Records supplied:
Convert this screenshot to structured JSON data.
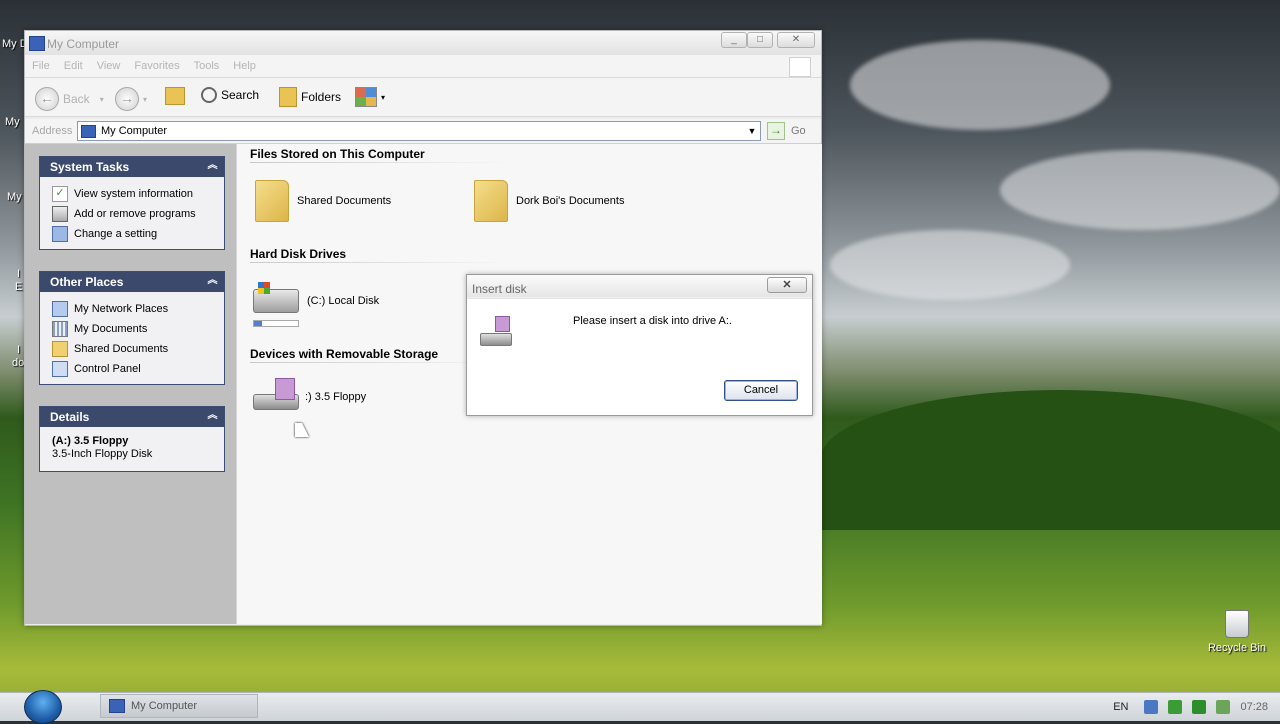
{
  "desktop": {
    "icons": [
      {
        "label": "My D"
      },
      {
        "label": "My"
      },
      {
        "label": "My"
      },
      {
        "label": "I"
      },
      {
        "label": "E"
      },
      {
        "label": "I"
      },
      {
        "label": "do"
      }
    ],
    "recycle_bin": "Recycle Bin"
  },
  "window": {
    "title": "My Computer",
    "controls": {
      "minimize": "_",
      "maximize": "□",
      "close": "✕"
    },
    "menu": [
      "File",
      "Edit",
      "View",
      "Favorites",
      "Tools",
      "Help"
    ],
    "toolbar": {
      "back": "Back",
      "search": "Search",
      "folders": "Folders"
    },
    "address": {
      "label": "Address",
      "value": "My Computer",
      "go": "Go"
    }
  },
  "left_pane": {
    "system_tasks": {
      "title": "System Tasks",
      "items": [
        {
          "label": "View system information",
          "icon": "check-icon"
        },
        {
          "label": "Add or remove programs",
          "icon": "programs-icon"
        },
        {
          "label": "Change a setting",
          "icon": "settings-icon"
        }
      ]
    },
    "other_places": {
      "title": "Other Places",
      "items": [
        {
          "label": "My Network Places",
          "icon": "network-icon"
        },
        {
          "label": "My Documents",
          "icon": "documents-icon"
        },
        {
          "label": "Shared Documents",
          "icon": "folder-icon"
        },
        {
          "label": "Control Panel",
          "icon": "control-panel-icon"
        }
      ]
    },
    "details": {
      "title": "Details",
      "name": "(A:) 3.5 Floppy",
      "type": "3.5-Inch Floppy Disk"
    }
  },
  "content": {
    "sections": {
      "files": "Files Stored on This Computer",
      "hdd": "Hard Disk Drives",
      "removable": "Devices with Removable Storage"
    },
    "files": [
      {
        "label": "Shared Documents"
      },
      {
        "label": "Dork Boi's Documents"
      }
    ],
    "drives": [
      {
        "label": "(C:) Local Disk",
        "used_fraction": 0.18
      }
    ],
    "removable": [
      {
        "label": "(A:) 3.5 Floppy",
        "visible_label": ":) 3.5 Floppy"
      }
    ]
  },
  "dialog": {
    "title": "Insert disk",
    "close": "✕",
    "message": "Please insert a disk into drive A:.",
    "cancel": "Cancel"
  },
  "taskbar": {
    "task": "My Computer",
    "language": "EN",
    "clock": "07:28"
  },
  "colors": {
    "panel_header": "#3b4a6c",
    "accent": "#34508c"
  }
}
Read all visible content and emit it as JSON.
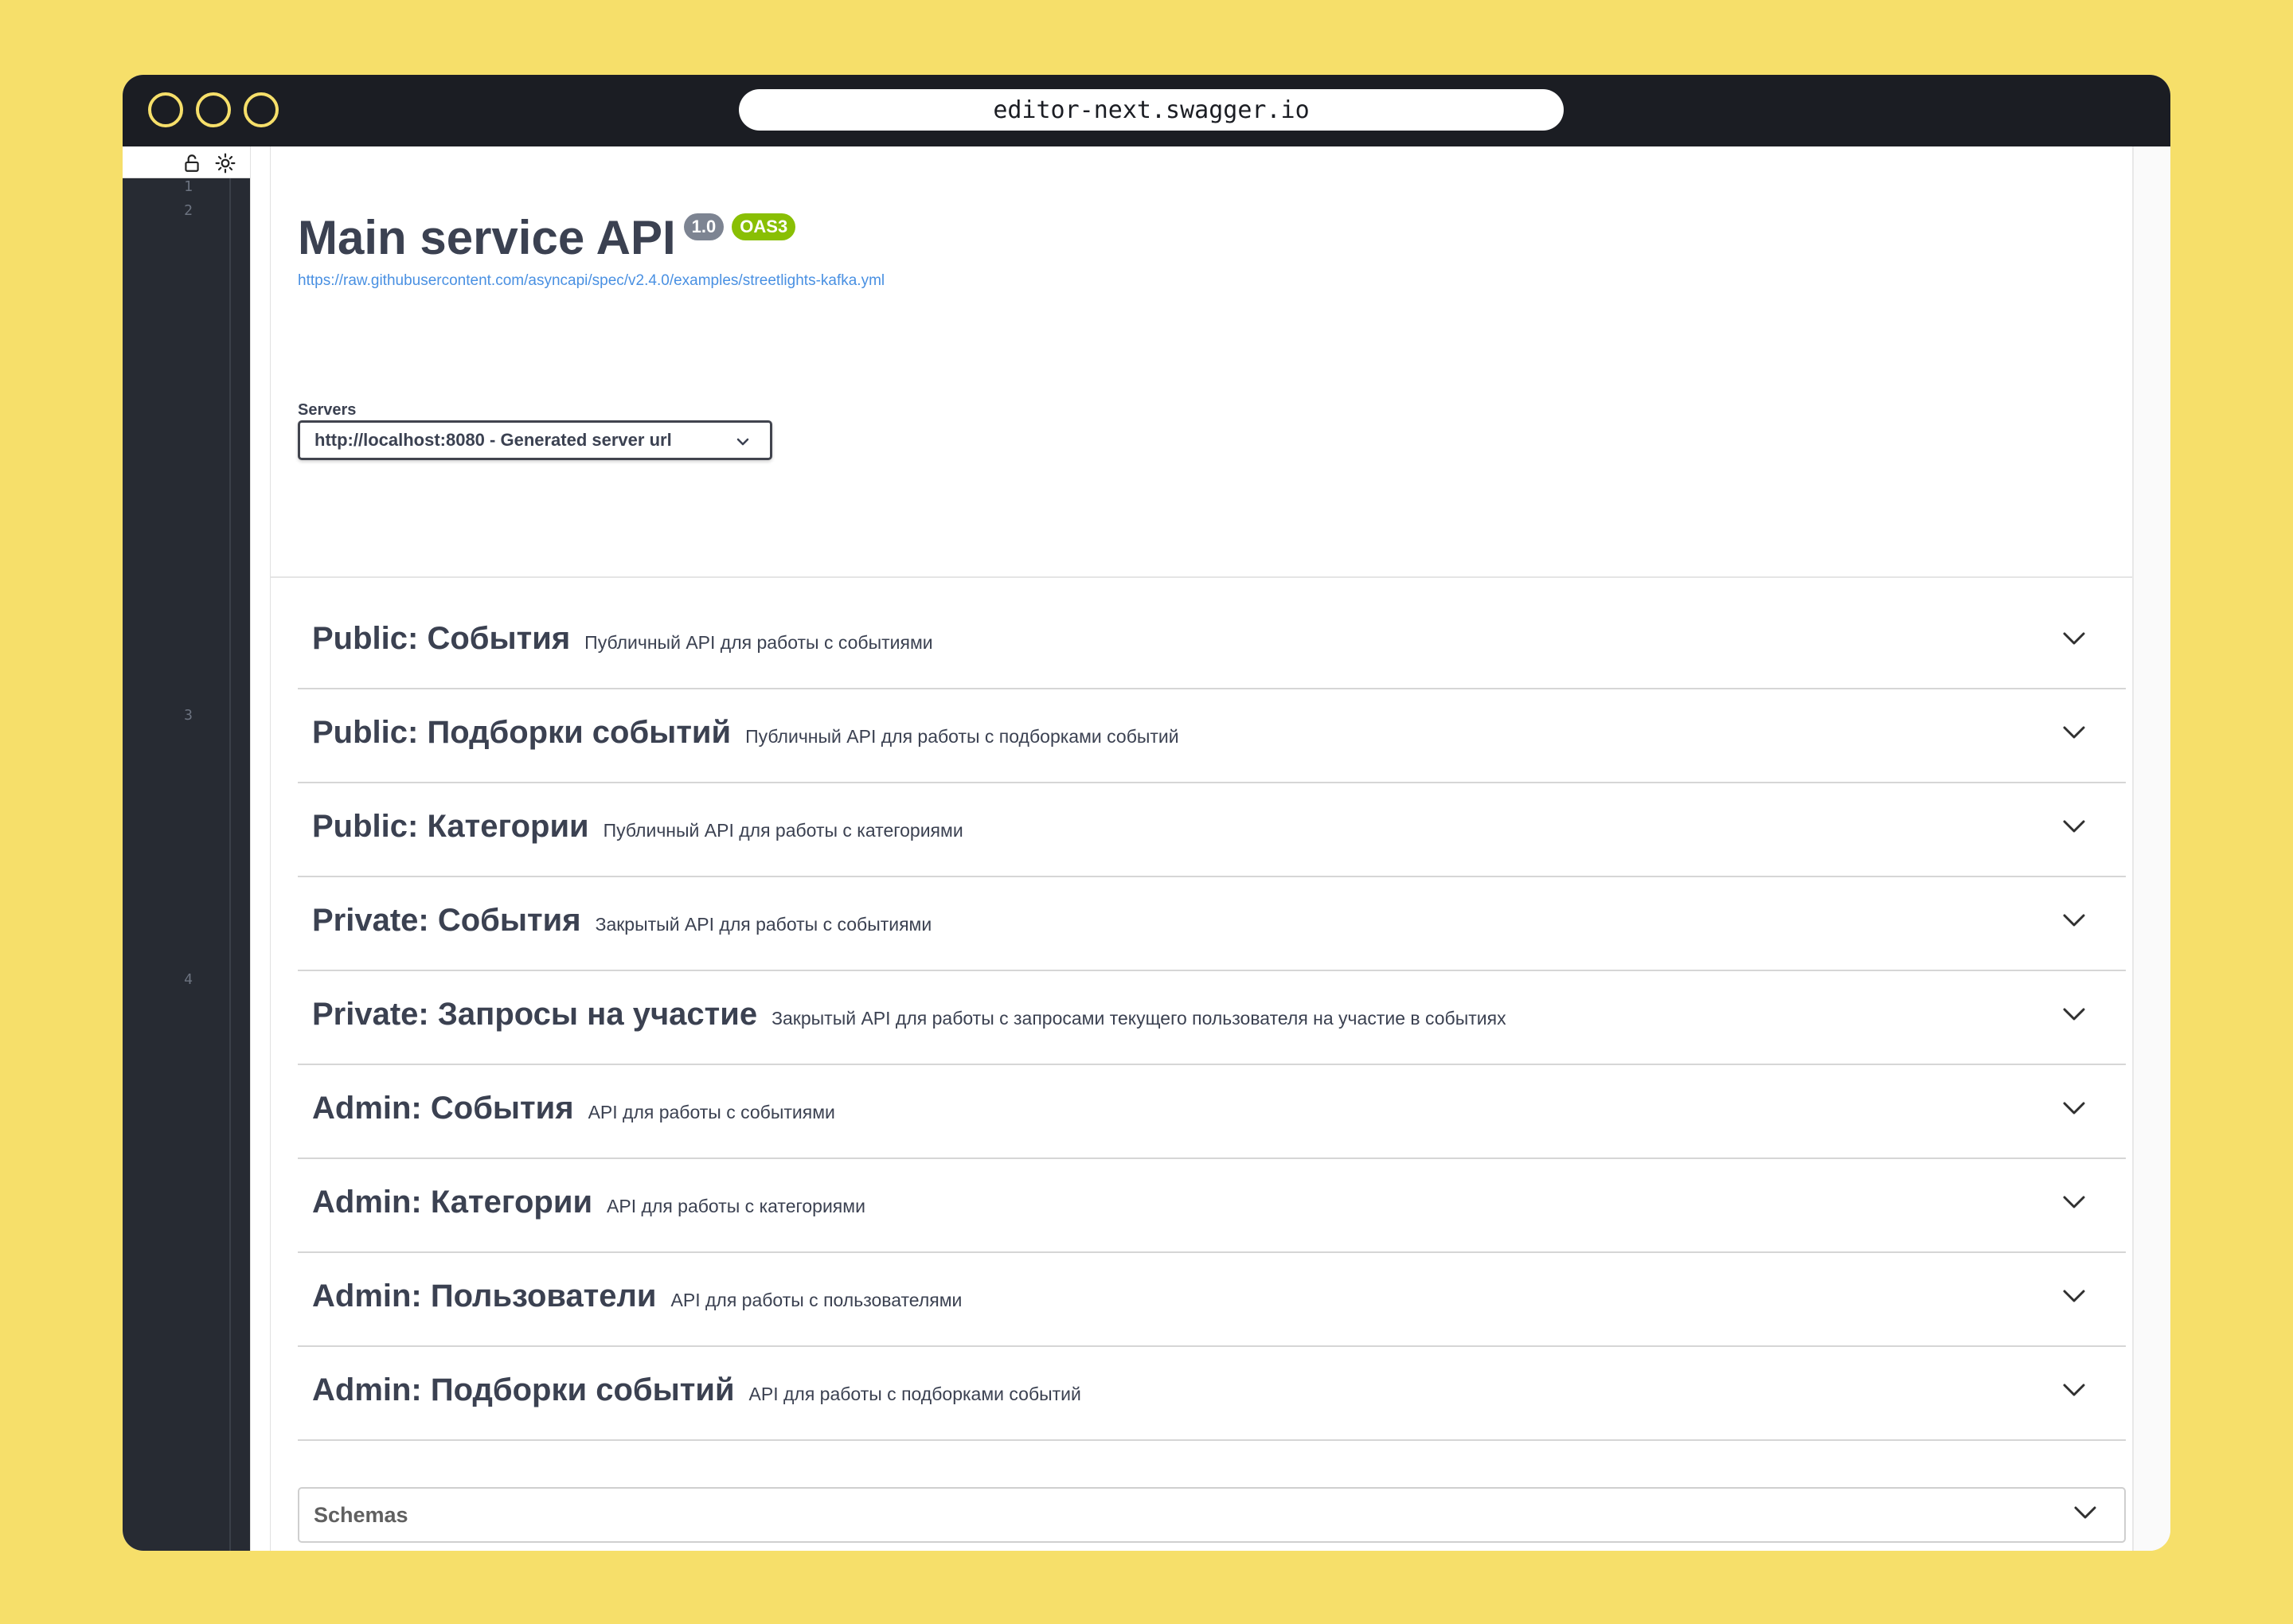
{
  "browser": {
    "url": "editor-next.swagger.io"
  },
  "editor": {
    "line_numbers": [
      "1",
      "2",
      "3",
      "4"
    ]
  },
  "info": {
    "title": "Main service API",
    "version_badge": "1.0",
    "oas_badge": "OAS3",
    "spec_url": "https://raw.githubusercontent.com/asyncapi/spec/v2.4.0/examples/streetlights-kafka.yml"
  },
  "servers": {
    "label": "Servers",
    "selected": "http://localhost:8080 - Generated server url"
  },
  "tags": [
    {
      "name": "Public: События",
      "description": "Публичный API для работы с событиями"
    },
    {
      "name": "Public: Подборки событий",
      "description": "Публичный API для работы с подборками событий"
    },
    {
      "name": "Public: Категории",
      "description": "Публичный API для работы с категориями"
    },
    {
      "name": "Private: События",
      "description": "Закрытый API для работы с событиями"
    },
    {
      "name": "Private: Запросы на участие",
      "description": "Закрытый API для работы с запросами текущего пользователя на участие в событиях"
    },
    {
      "name": "Admin: События",
      "description": "API для работы с событиями"
    },
    {
      "name": "Admin: Категории",
      "description": "API для работы с категориями"
    },
    {
      "name": "Admin: Пользователи",
      "description": "API для работы с пользователями"
    },
    {
      "name": "Admin: Подборки событий",
      "description": "API для работы с подборками событий"
    }
  ],
  "schemas": {
    "label": "Schemas"
  },
  "colors": {
    "background": "#f6df6a",
    "titlebar": "#1b1d23",
    "editor_bg": "#272b33",
    "text": "#3b4151",
    "link": "#4990e2",
    "version_badge": "#7d8492",
    "oas_badge": "#89bf04"
  }
}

Stated problem: Pictures are to be left out; the records above must be repeated word for word.

Exercise result:
Convert this screenshot to structured JSON data.
{
  "desktop": {
    "icons": [
      {
        "label": "My D"
      },
      {
        "label": "My"
      },
      {
        "label": "My"
      },
      {
        "label": "I"
      },
      {
        "label": "E"
      },
      {
        "label": "I"
      },
      {
        "label": "do"
      }
    ],
    "recycle_bin": "Recycle Bin"
  },
  "window": {
    "title": "My Computer",
    "controls": {
      "minimize": "_",
      "maximize": "□",
      "close": "✕"
    },
    "menu": [
      "File",
      "Edit",
      "View",
      "Favorites",
      "Tools",
      "Help"
    ],
    "toolbar": {
      "back": "Back",
      "search": "Search",
      "folders": "Folders"
    },
    "address": {
      "label": "Address",
      "value": "My Computer",
      "go": "Go"
    }
  },
  "left_pane": {
    "system_tasks": {
      "title": "System Tasks",
      "items": [
        {
          "label": "View system information",
          "icon": "check-icon"
        },
        {
          "label": "Add or remove programs",
          "icon": "programs-icon"
        },
        {
          "label": "Change a setting",
          "icon": "settings-icon"
        }
      ]
    },
    "other_places": {
      "title": "Other Places",
      "items": [
        {
          "label": "My Network Places",
          "icon": "network-icon"
        },
        {
          "label": "My Documents",
          "icon": "documents-icon"
        },
        {
          "label": "Shared Documents",
          "icon": "folder-icon"
        },
        {
          "label": "Control Panel",
          "icon": "control-panel-icon"
        }
      ]
    },
    "details": {
      "title": "Details",
      "name": "(A:) 3.5 Floppy",
      "type": "3.5-Inch Floppy Disk"
    }
  },
  "content": {
    "sections": {
      "files": "Files Stored on This Computer",
      "hdd": "Hard Disk Drives",
      "removable": "Devices with Removable Storage"
    },
    "files": [
      {
        "label": "Shared Documents"
      },
      {
        "label": "Dork Boi's Documents"
      }
    ],
    "drives": [
      {
        "label": "(C:) Local Disk",
        "used_fraction": 0.18
      }
    ],
    "removable": [
      {
        "label": "(A:) 3.5 Floppy",
        "visible_label": ":) 3.5 Floppy"
      }
    ]
  },
  "dialog": {
    "title": "Insert disk",
    "close": "✕",
    "message": "Please insert a disk into drive A:.",
    "cancel": "Cancel"
  },
  "taskbar": {
    "task": "My Computer",
    "language": "EN",
    "clock": "07:28"
  },
  "colors": {
    "panel_header": "#3b4a6c",
    "accent": "#34508c"
  }
}
Read all visible content and emit it as JSON.
{
  "browser": {
    "url": "editor-next.swagger.io"
  },
  "editor": {
    "line_numbers": [
      "1",
      "2",
      "3",
      "4"
    ]
  },
  "info": {
    "title": "Main service API",
    "version_badge": "1.0",
    "oas_badge": "OAS3",
    "spec_url": "https://raw.githubusercontent.com/asyncapi/spec/v2.4.0/examples/streetlights-kafka.yml"
  },
  "servers": {
    "label": "Servers",
    "selected": "http://localhost:8080 - Generated server url"
  },
  "tags": [
    {
      "name": "Public: События",
      "description": "Публичный API для работы с событиями"
    },
    {
      "name": "Public: Подборки событий",
      "description": "Публичный API для работы с подборками событий"
    },
    {
      "name": "Public: Категории",
      "description": "Публичный API для работы с категориями"
    },
    {
      "name": "Private: События",
      "description": "Закрытый API для работы с событиями"
    },
    {
      "name": "Private: Запросы на участие",
      "description": "Закрытый API для работы с запросами текущего пользователя на участие в событиях"
    },
    {
      "name": "Admin: События",
      "description": "API для работы с событиями"
    },
    {
      "name": "Admin: Категории",
      "description": "API для работы с категориями"
    },
    {
      "name": "Admin: Пользователи",
      "description": "API для работы с пользователями"
    },
    {
      "name": "Admin: Подборки событий",
      "description": "API для работы с подборками событий"
    }
  ],
  "schemas": {
    "label": "Schemas"
  },
  "colors": {
    "background": "#f6df6a",
    "titlebar": "#1b1d23",
    "editor_bg": "#272b33",
    "text": "#3b4151",
    "link": "#4990e2",
    "version_badge": "#7d8492",
    "oas_badge": "#89bf04"
  }
}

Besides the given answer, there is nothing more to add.